Work instructions. Could you copy the passage of the peanut allergy study below word for word, starting with "No patients were on omalizumab" and going on through "seasonal rhinitis symptoms."?

Document extract.
No patients were on omalizumab prior or during treatment. No patients were on any form of systemic steroids as well. Only as needed antihistamines were utilized by patient preference for seasonal rhinitis symptoms.
Assessment of clinical efficacy and side effects
The Translational Pulmonary and Immunology Research Center’s (TPIRC) food allergy branch in Long Beach, California, performs extensive RAST and skin-prick testing to peanut in addition to measurement of other entry diagnostic markers. Specific IgE antibodies to peanut were measured using the ImmunoCap (Phadia, Kalamazoo, MI) fluorescent enzyme immunoassay in our laboratory. Additional measures collected at baseline and 12 month follow-up included Ara h pro allergy markers Ara h 1, Ara h 2, Ara h 3, Ara h 8, and Ara h 9, antiallergy marker IgG4-peanut, and associated markers IgG subclass 4, IgG total, and IgE total. Adverse events were documented utilizing a 24/7 on call phone and email system which records every adverse event. Patient diaries were not used. However, patient intake assessments were taken during every visit to assure compliance and provide a secondary source of adverse event data.
Statistical analyses
In the 51 patients, distribution of pro-allergy, anti-allergy, and associated markers were described by median [IQR] at baseline (pre) and 12 months later (post intervention). Wilcoxon-sign rank test assessed significance of distributional shift for each marker. Next, a subject-specific approach using mixed effects modelling assessed outcomes peanut-SPT wheal size and sIgE under two model assumptions: M1) random intercept and fixed slope, and M2) random intercept and random slope. These models were compared to the reduced model that assumed no intervention effect (no fixed effect included in model) by calling ANOVA on the fitted object and performing the LR test on variance components using the χ2 distribution. This process was repeated in examination of anti-allergy marker IgG4 peanut. The generalized linear mixed modelling procedure used the package (lme4) in R with specification of gamma family and log link. Analyses were performed using R version 3.5.0 (R Foundation for Statistical Computing, Vienna, Austria).

Listed entries.
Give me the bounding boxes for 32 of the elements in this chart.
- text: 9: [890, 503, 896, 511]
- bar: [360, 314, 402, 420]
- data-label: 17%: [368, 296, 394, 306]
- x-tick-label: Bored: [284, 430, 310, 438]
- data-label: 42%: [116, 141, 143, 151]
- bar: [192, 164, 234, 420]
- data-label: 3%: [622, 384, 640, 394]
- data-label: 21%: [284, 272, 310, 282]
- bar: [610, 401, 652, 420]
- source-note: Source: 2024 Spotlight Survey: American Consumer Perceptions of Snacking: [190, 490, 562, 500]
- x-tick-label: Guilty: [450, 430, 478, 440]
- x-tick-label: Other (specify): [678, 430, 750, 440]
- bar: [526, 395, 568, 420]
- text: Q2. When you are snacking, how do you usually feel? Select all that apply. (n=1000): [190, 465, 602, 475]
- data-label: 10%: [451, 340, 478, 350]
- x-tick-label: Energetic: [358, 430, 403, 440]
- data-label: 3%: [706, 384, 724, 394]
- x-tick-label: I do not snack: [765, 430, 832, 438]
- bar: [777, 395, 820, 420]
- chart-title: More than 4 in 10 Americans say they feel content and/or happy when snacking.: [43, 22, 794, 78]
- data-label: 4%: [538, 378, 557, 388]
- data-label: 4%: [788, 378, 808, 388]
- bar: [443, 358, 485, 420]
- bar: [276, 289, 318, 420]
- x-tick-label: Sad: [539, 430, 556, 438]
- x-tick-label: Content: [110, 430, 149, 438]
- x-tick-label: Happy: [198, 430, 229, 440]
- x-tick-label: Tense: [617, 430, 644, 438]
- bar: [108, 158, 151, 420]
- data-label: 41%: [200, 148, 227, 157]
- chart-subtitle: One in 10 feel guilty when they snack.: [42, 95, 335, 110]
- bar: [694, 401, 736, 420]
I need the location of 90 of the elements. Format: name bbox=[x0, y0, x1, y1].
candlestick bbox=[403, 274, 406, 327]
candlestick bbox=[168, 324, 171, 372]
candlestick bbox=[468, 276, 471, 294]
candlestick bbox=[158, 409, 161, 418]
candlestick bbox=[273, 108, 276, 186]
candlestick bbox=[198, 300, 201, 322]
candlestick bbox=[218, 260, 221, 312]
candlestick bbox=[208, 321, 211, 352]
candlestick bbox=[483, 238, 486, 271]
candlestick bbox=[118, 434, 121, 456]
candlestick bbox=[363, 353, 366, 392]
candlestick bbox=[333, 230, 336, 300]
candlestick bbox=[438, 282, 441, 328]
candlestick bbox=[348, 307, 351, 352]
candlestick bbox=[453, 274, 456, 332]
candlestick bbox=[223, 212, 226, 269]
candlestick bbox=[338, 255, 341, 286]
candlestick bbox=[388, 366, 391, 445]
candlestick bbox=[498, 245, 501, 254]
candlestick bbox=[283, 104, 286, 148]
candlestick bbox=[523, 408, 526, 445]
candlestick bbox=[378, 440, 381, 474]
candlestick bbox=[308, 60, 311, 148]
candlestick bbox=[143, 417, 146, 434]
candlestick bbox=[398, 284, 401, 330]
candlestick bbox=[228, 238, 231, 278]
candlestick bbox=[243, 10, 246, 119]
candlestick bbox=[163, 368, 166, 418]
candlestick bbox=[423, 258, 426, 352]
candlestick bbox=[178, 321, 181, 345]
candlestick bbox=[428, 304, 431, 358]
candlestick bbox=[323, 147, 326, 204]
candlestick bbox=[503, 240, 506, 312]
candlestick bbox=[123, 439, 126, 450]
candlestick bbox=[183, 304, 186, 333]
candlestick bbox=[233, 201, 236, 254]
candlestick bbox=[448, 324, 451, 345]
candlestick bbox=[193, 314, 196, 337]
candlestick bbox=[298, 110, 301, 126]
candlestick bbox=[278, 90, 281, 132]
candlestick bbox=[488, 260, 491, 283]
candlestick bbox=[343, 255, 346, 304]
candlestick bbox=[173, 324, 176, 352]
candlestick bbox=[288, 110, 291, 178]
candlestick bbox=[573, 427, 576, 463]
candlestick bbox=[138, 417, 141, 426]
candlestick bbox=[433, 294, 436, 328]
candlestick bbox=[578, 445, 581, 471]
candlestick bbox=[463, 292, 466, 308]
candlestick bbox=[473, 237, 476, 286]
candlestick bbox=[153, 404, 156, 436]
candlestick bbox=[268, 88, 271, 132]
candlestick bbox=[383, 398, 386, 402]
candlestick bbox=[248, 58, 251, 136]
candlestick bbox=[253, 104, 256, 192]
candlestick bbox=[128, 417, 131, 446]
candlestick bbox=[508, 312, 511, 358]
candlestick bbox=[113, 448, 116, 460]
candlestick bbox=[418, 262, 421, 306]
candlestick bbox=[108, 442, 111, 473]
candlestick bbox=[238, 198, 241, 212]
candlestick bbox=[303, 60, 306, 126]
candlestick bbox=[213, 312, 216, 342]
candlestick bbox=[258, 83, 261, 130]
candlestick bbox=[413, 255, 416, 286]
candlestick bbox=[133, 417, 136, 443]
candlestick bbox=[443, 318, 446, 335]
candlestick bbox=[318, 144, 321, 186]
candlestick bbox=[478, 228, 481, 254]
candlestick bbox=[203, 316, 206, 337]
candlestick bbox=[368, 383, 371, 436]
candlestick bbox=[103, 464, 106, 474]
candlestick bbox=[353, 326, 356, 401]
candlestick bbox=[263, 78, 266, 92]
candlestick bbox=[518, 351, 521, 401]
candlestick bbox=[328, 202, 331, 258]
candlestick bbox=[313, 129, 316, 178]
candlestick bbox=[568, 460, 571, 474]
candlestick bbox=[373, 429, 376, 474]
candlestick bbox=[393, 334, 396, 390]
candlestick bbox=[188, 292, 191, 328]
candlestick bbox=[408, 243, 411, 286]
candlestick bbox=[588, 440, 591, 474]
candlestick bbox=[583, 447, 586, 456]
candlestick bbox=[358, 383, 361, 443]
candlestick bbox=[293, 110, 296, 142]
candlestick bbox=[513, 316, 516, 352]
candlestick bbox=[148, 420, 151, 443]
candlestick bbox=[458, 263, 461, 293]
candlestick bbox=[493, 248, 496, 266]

Response for this exercise.
No patients were on omalizumab prior or during treatment. No patients were on any form of systemic steroids as well. Only as needed antihistamines were utilized by patient preference for seasonal rhinitis symptoms.